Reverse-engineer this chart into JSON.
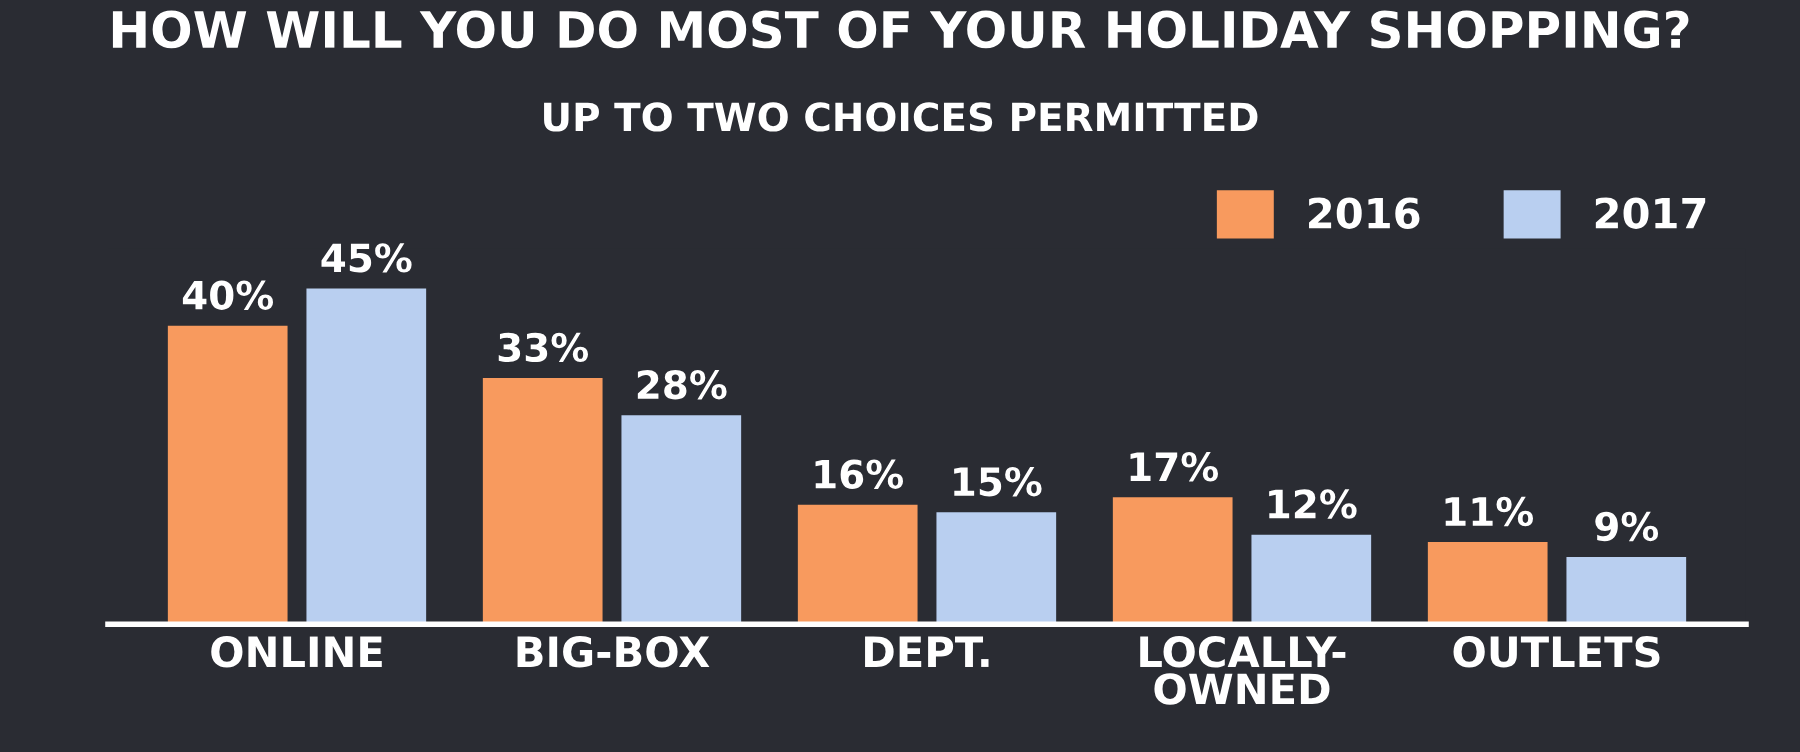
{
  "chart_data": {
    "type": "bar",
    "title": "HOW WILL YOU DO MOST OF YOUR HOLIDAY SHOPPING?",
    "subtitle": "UP TO TWO CHOICES PERMITTED",
    "categories": [
      "ONLINE",
      "BIG-BOX",
      "DEPT.",
      "LOCALLY-\nOWNED",
      "OUTLETS"
    ],
    "series": [
      {
        "name": "2016",
        "color": "#f89a5e",
        "values": [
          40,
          33,
          16,
          17,
          11
        ],
        "value_labels": [
          "40%",
          "33%",
          "16%",
          "17%",
          "11%"
        ]
      },
      {
        "name": "2017",
        "color": "#b9cff0",
        "values": [
          45,
          28,
          15,
          12,
          9
        ],
        "value_labels": [
          "45%",
          "28%",
          "15%",
          "12%",
          "9%"
        ]
      }
    ],
    "tick_labels": "x",
    "grid": false,
    "legend": "top right"
  }
}
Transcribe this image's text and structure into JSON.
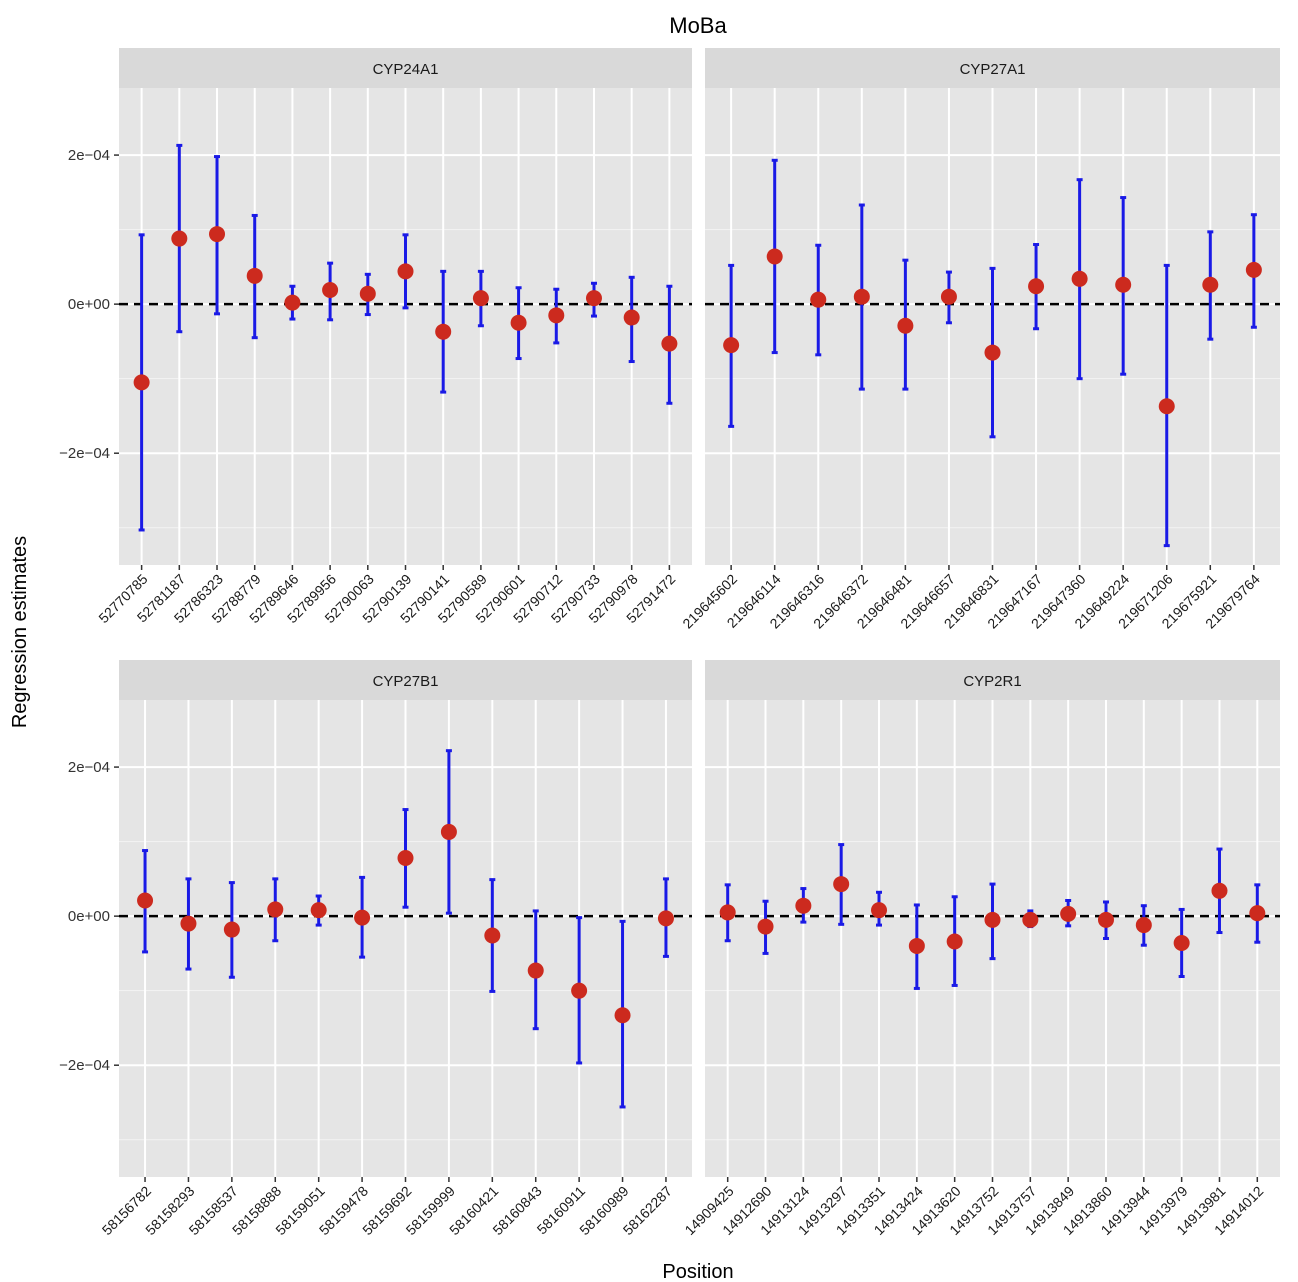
{
  "chart_data": {
    "type": "errorbar",
    "title": "MoBa",
    "xlabel": "Position",
    "ylabel": "Regression estimates",
    "y_ticks": [
      -0.0002,
      0,
      0.0002
    ],
    "y_tick_labels": [
      "−2e−04",
      "0e+00",
      "2e−04"
    ],
    "ylim": [
      -0.00035,
      0.00029
    ],
    "reference_line": 0,
    "colors": {
      "point": "#cc2a1e",
      "errorbar": "#1a1ae6",
      "panel_bg": "#e5e5e5",
      "strip_bg": "#d9d9d9",
      "grid": "#ffffff",
      "reference_line": "#000000"
    },
    "panels": [
      {
        "name": "CYP24A1",
        "positions": [
          "52770785",
          "52781187",
          "52786323",
          "52788779",
          "52789646",
          "52789956",
          "52790063",
          "52790139",
          "52790141",
          "52790589",
          "52790601",
          "52790712",
          "52790733",
          "52790978",
          "52791472"
        ],
        "estimates": [
          -0.000105,
          8.8e-05,
          9.4e-05,
          3.8e-05,
          2e-06,
          1.9e-05,
          1.4e-05,
          4.4e-05,
          -3.7e-05,
          8e-06,
          -2.5e-05,
          -1.5e-05,
          8e-06,
          -1.8e-05,
          -5.3e-05
        ],
        "lower": [
          -0.000303,
          -3.7e-05,
          -1.3e-05,
          -4.5e-05,
          -2e-05,
          -2.1e-05,
          -1.4e-05,
          -5e-06,
          -0.000118,
          -2.9e-05,
          -7.3e-05,
          -5.2e-05,
          -1.6e-05,
          -7.7e-05,
          -0.000133
        ],
        "upper": [
          9.3e-05,
          0.000213,
          0.000198,
          0.000119,
          2.4e-05,
          5.5e-05,
          4e-05,
          9.3e-05,
          4.4e-05,
          4.4e-05,
          2.2e-05,
          2e-05,
          2.8e-05,
          3.6e-05,
          2.4e-05
        ]
      },
      {
        "name": "CYP27A1",
        "positions": [
          "219645602",
          "219646114",
          "219646316",
          "219646372",
          "219646481",
          "219646657",
          "219646831",
          "219647167",
          "219647360",
          "219649224",
          "219671206",
          "219675921",
          "219679764"
        ],
        "estimates": [
          -5.5e-05,
          6.4e-05,
          6e-06,
          1e-05,
          -2.9e-05,
          1e-05,
          -6.5e-05,
          2.4e-05,
          3.4e-05,
          2.6e-05,
          -0.000137,
          2.6e-05,
          4.6e-05
        ],
        "lower": [
          -0.000164,
          -6.5e-05,
          -6.8e-05,
          -0.000114,
          -0.000114,
          -2.5e-05,
          -0.000178,
          -3.3e-05,
          -0.0001,
          -9.4e-05,
          -0.000324,
          -4.7e-05,
          -3.1e-05
        ],
        "upper": [
          5.2e-05,
          0.000193,
          7.9e-05,
          0.000133,
          5.9e-05,
          4.3e-05,
          4.8e-05,
          8e-05,
          0.000167,
          0.000143,
          5.2e-05,
          9.7e-05,
          0.00012
        ]
      },
      {
        "name": "CYP27B1",
        "positions": [
          "58156782",
          "58158293",
          "58158537",
          "58158888",
          "58159051",
          "58159478",
          "58159692",
          "58159999",
          "58160421",
          "58160843",
          "58160911",
          "58160989",
          "58162287"
        ],
        "estimates": [
          2.1e-05,
          -1e-05,
          -1.8e-05,
          9e-06,
          8e-06,
          -2e-06,
          7.8e-05,
          0.000113,
          -2.6e-05,
          -7.3e-05,
          -0.0001,
          -0.000133,
          -3e-06
        ],
        "lower": [
          -4.8e-05,
          -7.1e-05,
          -8.2e-05,
          -3.3e-05,
          -1.2e-05,
          -5.5e-05,
          1.2e-05,
          4e-06,
          -0.000101,
          -0.000151,
          -0.000197,
          -0.000256,
          -5.4e-05
        ],
        "upper": [
          8.8e-05,
          5e-05,
          4.5e-05,
          5e-05,
          2.7e-05,
          5.2e-05,
          0.000143,
          0.000222,
          4.9e-05,
          7e-06,
          -2e-06,
          -7e-06,
          5e-05
        ]
      },
      {
        "name": "CYP2R1",
        "positions": [
          "14909425",
          "14912690",
          "14913124",
          "14913297",
          "14913351",
          "14913424",
          "14913620",
          "14913752",
          "14913757",
          "14913849",
          "14913860",
          "14913944",
          "14913979",
          "14913981",
          "14914012"
        ],
        "estimates": [
          5e-06,
          -1.4e-05,
          1.4e-05,
          4.3e-05,
          8e-06,
          -4e-05,
          -3.4e-05,
          -5e-06,
          -5e-06,
          3e-06,
          -5e-06,
          -1.2e-05,
          -3.6e-05,
          3.4e-05,
          4e-06
        ],
        "lower": [
          -3.3e-05,
          -5e-05,
          -8e-06,
          -1.1e-05,
          -1.2e-05,
          -9.7e-05,
          -9.3e-05,
          -5.7e-05,
          -1.4e-05,
          -1.3e-05,
          -3e-05,
          -3.9e-05,
          -8.1e-05,
          -2.2e-05,
          -3.5e-05
        ],
        "upper": [
          4.2e-05,
          2e-05,
          3.7e-05,
          9.6e-05,
          3.2e-05,
          1.5e-05,
          2.6e-05,
          4.3e-05,
          7e-06,
          2.1e-05,
          1.9e-05,
          1.4e-05,
          9e-06,
          9e-05,
          4.2e-05
        ]
      }
    ]
  }
}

# What to work on
Keep every word of the data as it is when you write it out, but drop the pictures.

# Solution to this exercise
Reverse-engineer this chart into JSON.
{
  "chart_data": {
    "type": "bar",
    "title": "HOW WILL YOU DO MOST OF YOUR HOLIDAY SHOPPING?",
    "subtitle": "UP TO TWO CHOICES PERMITTED",
    "categories": [
      "ONLINE",
      "BIG-BOX",
      "DEPT.",
      "LOCALLY-\nOWNED",
      "OUTLETS"
    ],
    "series": [
      {
        "name": "2016",
        "color": "#f89a5e",
        "values": [
          40,
          33,
          16,
          17,
          11
        ],
        "value_labels": [
          "40%",
          "33%",
          "16%",
          "17%",
          "11%"
        ]
      },
      {
        "name": "2017",
        "color": "#b9cff0",
        "values": [
          45,
          28,
          15,
          12,
          9
        ],
        "value_labels": [
          "45%",
          "28%",
          "15%",
          "12%",
          "9%"
        ]
      }
    ],
    "tick_labels": "x",
    "grid": false,
    "legend": "top right"
  }
}
Transcribe this image's text and structure into JSON.
{
  "chart_data": {
    "type": "errorbar",
    "title": "MoBa",
    "xlabel": "Position",
    "ylabel": "Regression estimates",
    "y_ticks": [
      -0.0002,
      0,
      0.0002
    ],
    "y_tick_labels": [
      "−2e−04",
      "0e+00",
      "2e−04"
    ],
    "ylim": [
      -0.00035,
      0.00029
    ],
    "reference_line": 0,
    "colors": {
      "point": "#cc2a1e",
      "errorbar": "#1a1ae6",
      "panel_bg": "#e5e5e5",
      "strip_bg": "#d9d9d9",
      "grid": "#ffffff",
      "reference_line": "#000000"
    },
    "panels": [
      {
        "name": "CYP24A1",
        "positions": [
          "52770785",
          "52781187",
          "52786323",
          "52788779",
          "52789646",
          "52789956",
          "52790063",
          "52790139",
          "52790141",
          "52790589",
          "52790601",
          "52790712",
          "52790733",
          "52790978",
          "52791472"
        ],
        "estimates": [
          -0.000105,
          8.8e-05,
          9.4e-05,
          3.8e-05,
          2e-06,
          1.9e-05,
          1.4e-05,
          4.4e-05,
          -3.7e-05,
          8e-06,
          -2.5e-05,
          -1.5e-05,
          8e-06,
          -1.8e-05,
          -5.3e-05
        ],
        "lower": [
          -0.000303,
          -3.7e-05,
          -1.3e-05,
          -4.5e-05,
          -2e-05,
          -2.1e-05,
          -1.4e-05,
          -5e-06,
          -0.000118,
          -2.9e-05,
          -7.3e-05,
          -5.2e-05,
          -1.6e-05,
          -7.7e-05,
          -0.000133
        ],
        "upper": [
          9.3e-05,
          0.000213,
          0.000198,
          0.000119,
          2.4e-05,
          5.5e-05,
          4e-05,
          9.3e-05,
          4.4e-05,
          4.4e-05,
          2.2e-05,
          2e-05,
          2.8e-05,
          3.6e-05,
          2.4e-05
        ]
      },
      {
        "name": "CYP27A1",
        "positions": [
          "219645602",
          "219646114",
          "219646316",
          "219646372",
          "219646481",
          "219646657",
          "219646831",
          "219647167",
          "219647360",
          "219649224",
          "219671206",
          "219675921",
          "219679764"
        ],
        "estimates": [
          -5.5e-05,
          6.4e-05,
          6e-06,
          1e-05,
          -2.9e-05,
          1e-05,
          -6.5e-05,
          2.4e-05,
          3.4e-05,
          2.6e-05,
          -0.000137,
          2.6e-05,
          4.6e-05
        ],
        "lower": [
          -0.000164,
          -6.5e-05,
          -6.8e-05,
          -0.000114,
          -0.000114,
          -2.5e-05,
          -0.000178,
          -3.3e-05,
          -0.0001,
          -9.4e-05,
          -0.000324,
          -4.7e-05,
          -3.1e-05
        ],
        "upper": [
          5.2e-05,
          0.000193,
          7.9e-05,
          0.000133,
          5.9e-05,
          4.3e-05,
          4.8e-05,
          8e-05,
          0.000167,
          0.000143,
          5.2e-05,
          9.7e-05,
          0.00012
        ]
      },
      {
        "name": "CYP27B1",
        "positions": [
          "58156782",
          "58158293",
          "58158537",
          "58158888",
          "58159051",
          "58159478",
          "58159692",
          "58159999",
          "58160421",
          "58160843",
          "58160911",
          "58160989",
          "58162287"
        ],
        "estimates": [
          2.1e-05,
          -1e-05,
          -1.8e-05,
          9e-06,
          8e-06,
          -2e-06,
          7.8e-05,
          0.000113,
          -2.6e-05,
          -7.3e-05,
          -0.0001,
          -0.000133,
          -3e-06
        ],
        "lower": [
          -4.8e-05,
          -7.1e-05,
          -8.2e-05,
          -3.3e-05,
          -1.2e-05,
          -5.5e-05,
          1.2e-05,
          4e-06,
          -0.000101,
          -0.000151,
          -0.000197,
          -0.000256,
          -5.4e-05
        ],
        "upper": [
          8.8e-05,
          5e-05,
          4.5e-05,
          5e-05,
          2.7e-05,
          5.2e-05,
          0.000143,
          0.000222,
          4.9e-05,
          7e-06,
          -2e-06,
          -7e-06,
          5e-05
        ]
      },
      {
        "name": "CYP2R1",
        "positions": [
          "14909425",
          "14912690",
          "14913124",
          "14913297",
          "14913351",
          "14913424",
          "14913620",
          "14913752",
          "14913757",
          "14913849",
          "14913860",
          "14913944",
          "14913979",
          "14913981",
          "14914012"
        ],
        "estimates": [
          5e-06,
          -1.4e-05,
          1.4e-05,
          4.3e-05,
          8e-06,
          -4e-05,
          -3.4e-05,
          -5e-06,
          -5e-06,
          3e-06,
          -5e-06,
          -1.2e-05,
          -3.6e-05,
          3.4e-05,
          4e-06
        ],
        "lower": [
          -3.3e-05,
          -5e-05,
          -8e-06,
          -1.1e-05,
          -1.2e-05,
          -9.7e-05,
          -9.3e-05,
          -5.7e-05,
          -1.4e-05,
          -1.3e-05,
          -3e-05,
          -3.9e-05,
          -8.1e-05,
          -2.2e-05,
          -3.5e-05
        ],
        "upper": [
          4.2e-05,
          2e-05,
          3.7e-05,
          9.6e-05,
          3.2e-05,
          1.5e-05,
          2.6e-05,
          4.3e-05,
          7e-06,
          2.1e-05,
          1.9e-05,
          1.4e-05,
          9e-06,
          9e-05,
          4.2e-05
        ]
      }
    ]
  }
}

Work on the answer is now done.